Start of MATERIAL PROVIDED
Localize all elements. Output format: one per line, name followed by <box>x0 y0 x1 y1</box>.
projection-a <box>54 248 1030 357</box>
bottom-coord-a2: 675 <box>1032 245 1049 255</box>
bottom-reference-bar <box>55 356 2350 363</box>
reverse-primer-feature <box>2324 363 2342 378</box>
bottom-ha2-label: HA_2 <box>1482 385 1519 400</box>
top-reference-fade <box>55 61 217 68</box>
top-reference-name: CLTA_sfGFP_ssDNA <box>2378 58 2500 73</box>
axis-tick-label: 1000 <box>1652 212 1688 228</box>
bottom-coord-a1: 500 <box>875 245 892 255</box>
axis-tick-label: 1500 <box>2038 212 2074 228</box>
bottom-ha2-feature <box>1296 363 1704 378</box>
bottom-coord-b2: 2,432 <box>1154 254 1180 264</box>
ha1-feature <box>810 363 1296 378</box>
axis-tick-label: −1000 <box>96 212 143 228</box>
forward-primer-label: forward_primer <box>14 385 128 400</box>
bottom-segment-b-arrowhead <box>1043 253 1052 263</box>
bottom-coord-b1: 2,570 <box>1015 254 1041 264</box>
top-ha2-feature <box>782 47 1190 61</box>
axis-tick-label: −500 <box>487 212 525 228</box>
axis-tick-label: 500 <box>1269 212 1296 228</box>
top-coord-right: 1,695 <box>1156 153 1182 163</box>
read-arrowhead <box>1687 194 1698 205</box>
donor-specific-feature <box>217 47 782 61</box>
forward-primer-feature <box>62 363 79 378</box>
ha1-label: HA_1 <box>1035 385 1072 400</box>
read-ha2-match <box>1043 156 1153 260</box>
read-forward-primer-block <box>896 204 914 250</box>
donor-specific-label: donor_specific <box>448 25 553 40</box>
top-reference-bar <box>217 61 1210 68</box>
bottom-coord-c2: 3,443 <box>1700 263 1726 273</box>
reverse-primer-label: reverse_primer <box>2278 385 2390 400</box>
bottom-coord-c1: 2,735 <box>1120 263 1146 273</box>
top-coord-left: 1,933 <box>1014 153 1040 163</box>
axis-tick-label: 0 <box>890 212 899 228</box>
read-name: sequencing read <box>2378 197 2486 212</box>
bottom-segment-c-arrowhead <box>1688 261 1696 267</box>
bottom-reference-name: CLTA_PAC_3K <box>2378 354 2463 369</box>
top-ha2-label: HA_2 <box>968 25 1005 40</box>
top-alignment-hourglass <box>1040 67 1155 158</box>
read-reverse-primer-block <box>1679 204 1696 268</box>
End of MATERIAL PROVIDED
• **WHAT YOU ARE ASKED TO DO**
Copy every line of the records above verbatim, from the opening instruction through the final box.

• **EXERCISE RESPONSE**
Localize all elements. Output format: one per line, name followed by <box>x0 y0 x1 y1</box>.
projection-a <box>54 248 1030 357</box>
bottom-coord-a2: 675 <box>1032 245 1049 255</box>
bottom-reference-bar <box>55 356 2350 363</box>
reverse-primer-feature <box>2324 363 2342 378</box>
bottom-ha2-label: HA_2 <box>1482 385 1519 400</box>
top-reference-fade <box>55 61 217 68</box>
top-reference-name: CLTA_sfGFP_ssDNA <box>2378 58 2500 73</box>
axis-tick-label: 1000 <box>1652 212 1688 228</box>
bottom-coord-a1: 500 <box>875 245 892 255</box>
axis-tick-label: 1500 <box>2038 212 2074 228</box>
bottom-ha2-feature <box>1296 363 1704 378</box>
bottom-coord-b2: 2,432 <box>1154 254 1180 264</box>
ha1-feature <box>810 363 1296 378</box>
axis-tick-label: −1000 <box>96 212 143 228</box>
forward-primer-label: forward_primer <box>14 385 128 400</box>
bottom-segment-b-arrowhead <box>1043 253 1052 263</box>
bottom-coord-b1: 2,570 <box>1015 254 1041 264</box>
top-ha2-feature <box>782 47 1190 61</box>
axis-tick-label: −500 <box>487 212 525 228</box>
axis-tick-label: 500 <box>1269 212 1296 228</box>
top-coord-right: 1,695 <box>1156 153 1182 163</box>
read-arrowhead <box>1687 194 1698 205</box>
donor-specific-feature <box>217 47 782 61</box>
forward-primer-feature <box>62 363 79 378</box>
ha1-label: HA_1 <box>1035 385 1072 400</box>
read-ha2-match <box>1043 156 1153 260</box>
read-forward-primer-block <box>896 204 914 250</box>
donor-specific-label: donor_specific <box>448 25 553 40</box>
top-reference-bar <box>217 61 1210 68</box>
bottom-coord-c2: 3,443 <box>1700 263 1726 273</box>
reverse-primer-label: reverse_primer <box>2278 385 2390 400</box>
bottom-coord-c1: 2,735 <box>1120 263 1146 273</box>
top-coord-left: 1,933 <box>1014 153 1040 163</box>
axis-tick-label: 0 <box>890 212 899 228</box>
read-name: sequencing read <box>2378 197 2486 212</box>
bottom-segment-c-arrowhead <box>1688 261 1696 267</box>
bottom-reference-name: CLTA_PAC_3K <box>2378 354 2463 369</box>
top-ha2-label: HA_2 <box>968 25 1005 40</box>
top-alignment-hourglass <box>1040 67 1155 158</box>
read-reverse-primer-block <box>1679 204 1696 268</box>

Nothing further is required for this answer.